START Exercise data

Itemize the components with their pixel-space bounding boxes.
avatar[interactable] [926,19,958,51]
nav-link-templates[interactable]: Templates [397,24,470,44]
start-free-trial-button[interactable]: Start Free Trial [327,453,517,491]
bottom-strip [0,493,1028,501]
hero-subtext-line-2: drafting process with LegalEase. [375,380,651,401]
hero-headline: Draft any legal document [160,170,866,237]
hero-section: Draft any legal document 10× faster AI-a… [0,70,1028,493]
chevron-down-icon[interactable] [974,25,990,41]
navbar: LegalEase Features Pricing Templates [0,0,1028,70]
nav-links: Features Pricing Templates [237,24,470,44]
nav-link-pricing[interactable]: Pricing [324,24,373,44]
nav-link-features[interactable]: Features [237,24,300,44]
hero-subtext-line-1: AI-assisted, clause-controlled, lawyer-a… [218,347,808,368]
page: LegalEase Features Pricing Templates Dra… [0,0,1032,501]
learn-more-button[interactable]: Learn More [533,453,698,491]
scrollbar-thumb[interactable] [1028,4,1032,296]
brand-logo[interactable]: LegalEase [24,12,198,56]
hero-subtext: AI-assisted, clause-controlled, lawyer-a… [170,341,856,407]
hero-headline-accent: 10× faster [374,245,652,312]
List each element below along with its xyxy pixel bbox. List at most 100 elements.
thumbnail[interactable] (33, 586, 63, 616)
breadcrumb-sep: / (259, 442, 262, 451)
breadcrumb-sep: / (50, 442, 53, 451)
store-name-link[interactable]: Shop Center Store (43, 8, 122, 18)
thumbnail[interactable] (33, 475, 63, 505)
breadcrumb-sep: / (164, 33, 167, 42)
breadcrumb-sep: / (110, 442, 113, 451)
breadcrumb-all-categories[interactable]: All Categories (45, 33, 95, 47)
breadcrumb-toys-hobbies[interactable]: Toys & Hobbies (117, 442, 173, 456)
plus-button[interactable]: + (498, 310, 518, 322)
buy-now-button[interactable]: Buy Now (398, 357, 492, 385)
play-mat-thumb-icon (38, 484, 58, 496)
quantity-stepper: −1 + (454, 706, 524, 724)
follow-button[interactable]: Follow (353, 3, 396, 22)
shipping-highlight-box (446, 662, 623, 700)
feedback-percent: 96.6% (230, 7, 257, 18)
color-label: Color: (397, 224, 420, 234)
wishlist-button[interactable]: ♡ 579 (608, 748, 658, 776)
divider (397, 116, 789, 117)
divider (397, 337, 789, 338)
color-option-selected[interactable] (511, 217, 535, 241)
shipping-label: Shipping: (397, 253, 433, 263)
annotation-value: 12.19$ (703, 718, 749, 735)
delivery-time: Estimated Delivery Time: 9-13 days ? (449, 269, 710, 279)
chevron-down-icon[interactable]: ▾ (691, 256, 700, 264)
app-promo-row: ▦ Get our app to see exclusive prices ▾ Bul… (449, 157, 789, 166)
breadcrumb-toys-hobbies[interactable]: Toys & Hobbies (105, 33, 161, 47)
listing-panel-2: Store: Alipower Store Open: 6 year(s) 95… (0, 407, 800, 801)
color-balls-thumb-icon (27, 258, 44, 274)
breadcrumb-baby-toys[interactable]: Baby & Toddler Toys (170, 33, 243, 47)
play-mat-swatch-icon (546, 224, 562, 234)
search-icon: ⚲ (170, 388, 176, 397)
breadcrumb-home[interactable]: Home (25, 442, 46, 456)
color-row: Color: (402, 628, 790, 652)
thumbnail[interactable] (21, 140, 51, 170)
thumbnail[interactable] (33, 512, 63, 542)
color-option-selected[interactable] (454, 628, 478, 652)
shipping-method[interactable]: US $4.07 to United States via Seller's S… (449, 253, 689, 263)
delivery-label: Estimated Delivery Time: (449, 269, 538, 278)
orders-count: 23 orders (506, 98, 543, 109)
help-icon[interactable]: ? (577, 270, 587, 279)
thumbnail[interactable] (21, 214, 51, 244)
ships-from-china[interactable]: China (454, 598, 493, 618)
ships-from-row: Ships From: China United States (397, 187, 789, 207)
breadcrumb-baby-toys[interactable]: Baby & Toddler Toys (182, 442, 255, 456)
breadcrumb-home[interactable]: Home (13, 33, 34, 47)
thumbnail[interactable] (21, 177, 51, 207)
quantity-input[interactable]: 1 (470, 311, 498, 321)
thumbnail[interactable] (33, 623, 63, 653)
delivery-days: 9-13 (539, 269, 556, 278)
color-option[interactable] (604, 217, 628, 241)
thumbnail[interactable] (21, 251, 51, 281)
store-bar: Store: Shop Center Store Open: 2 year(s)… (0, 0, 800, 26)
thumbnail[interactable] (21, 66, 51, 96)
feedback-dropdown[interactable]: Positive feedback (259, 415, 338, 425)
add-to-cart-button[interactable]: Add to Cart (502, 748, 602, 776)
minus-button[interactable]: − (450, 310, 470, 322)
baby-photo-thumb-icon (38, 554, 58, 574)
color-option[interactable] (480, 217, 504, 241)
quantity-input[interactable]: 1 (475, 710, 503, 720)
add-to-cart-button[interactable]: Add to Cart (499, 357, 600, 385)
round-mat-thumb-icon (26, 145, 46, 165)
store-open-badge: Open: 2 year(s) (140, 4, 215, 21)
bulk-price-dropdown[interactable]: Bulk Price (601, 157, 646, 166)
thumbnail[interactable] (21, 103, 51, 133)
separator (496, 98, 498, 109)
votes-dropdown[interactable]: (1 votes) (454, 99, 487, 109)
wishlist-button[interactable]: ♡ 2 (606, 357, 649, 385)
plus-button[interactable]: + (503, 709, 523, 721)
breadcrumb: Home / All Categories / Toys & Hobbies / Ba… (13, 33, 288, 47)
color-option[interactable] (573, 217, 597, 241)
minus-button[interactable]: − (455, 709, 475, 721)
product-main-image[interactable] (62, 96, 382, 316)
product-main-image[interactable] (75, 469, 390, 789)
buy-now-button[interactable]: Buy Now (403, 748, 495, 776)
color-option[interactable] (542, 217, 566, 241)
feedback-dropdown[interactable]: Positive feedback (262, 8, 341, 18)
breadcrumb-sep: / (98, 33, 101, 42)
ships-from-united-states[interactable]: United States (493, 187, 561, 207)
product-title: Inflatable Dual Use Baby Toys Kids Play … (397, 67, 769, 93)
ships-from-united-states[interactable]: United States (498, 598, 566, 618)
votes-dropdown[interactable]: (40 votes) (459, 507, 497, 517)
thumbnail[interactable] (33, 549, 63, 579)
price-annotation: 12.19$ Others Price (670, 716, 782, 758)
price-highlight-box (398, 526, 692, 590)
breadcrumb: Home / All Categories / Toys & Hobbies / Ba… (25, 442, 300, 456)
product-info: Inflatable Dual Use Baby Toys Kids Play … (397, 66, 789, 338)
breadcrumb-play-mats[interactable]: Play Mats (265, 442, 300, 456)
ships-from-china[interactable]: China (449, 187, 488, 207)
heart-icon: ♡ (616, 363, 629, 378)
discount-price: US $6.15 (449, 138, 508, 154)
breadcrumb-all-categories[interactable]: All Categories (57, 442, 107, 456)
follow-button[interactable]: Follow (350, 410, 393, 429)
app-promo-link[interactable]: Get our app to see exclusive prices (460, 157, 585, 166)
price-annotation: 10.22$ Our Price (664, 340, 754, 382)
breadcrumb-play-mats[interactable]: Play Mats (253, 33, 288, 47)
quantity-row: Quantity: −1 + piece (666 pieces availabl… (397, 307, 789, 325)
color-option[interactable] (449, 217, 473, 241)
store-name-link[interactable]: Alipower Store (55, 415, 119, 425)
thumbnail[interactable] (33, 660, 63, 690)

END Exercise data

# Requirements
Copy the listing verbatim from its first line down to the line containing "thumbnail[interactable] (33, 586, 63, 616)", including both of those lines.

# Expected answer
Itemize the components with their pixel-space bounding boxes.
avatar[interactable] [926,19,958,51]
nav-link-templates[interactable]: Templates [397,24,470,44]
start-free-trial-button[interactable]: Start Free Trial [327,453,517,491]
bottom-strip [0,493,1028,501]
hero-subtext-line-2: drafting process with LegalEase. [375,380,651,401]
hero-headline: Draft any legal document [160,170,866,237]
hero-section: Draft any legal document 10× faster AI-a… [0,70,1028,493]
chevron-down-icon[interactable] [974,25,990,41]
navbar: LegalEase Features Pricing Templates [0,0,1028,70]
nav-links: Features Pricing Templates [237,24,470,44]
nav-link-pricing[interactable]: Pricing [324,24,373,44]
nav-link-features[interactable]: Features [237,24,300,44]
hero-subtext-line-1: AI-assisted, clause-controlled, lawyer-a… [218,347,808,368]
page: LegalEase Features Pricing Templates Dra… [0,0,1032,501]
learn-more-button[interactable]: Learn More [533,453,698,491]
scrollbar-thumb[interactable] [1028,4,1032,296]
brand-logo[interactable]: LegalEase [24,12,198,56]
hero-subtext: AI-assisted, clause-controlled, lawyer-a… [170,341,856,407]
hero-headline-accent: 10× faster [374,245,652,312]
List each element below along with its xyxy pixel bbox. List at most 100 elements.
thumbnail[interactable] (33, 586, 63, 616)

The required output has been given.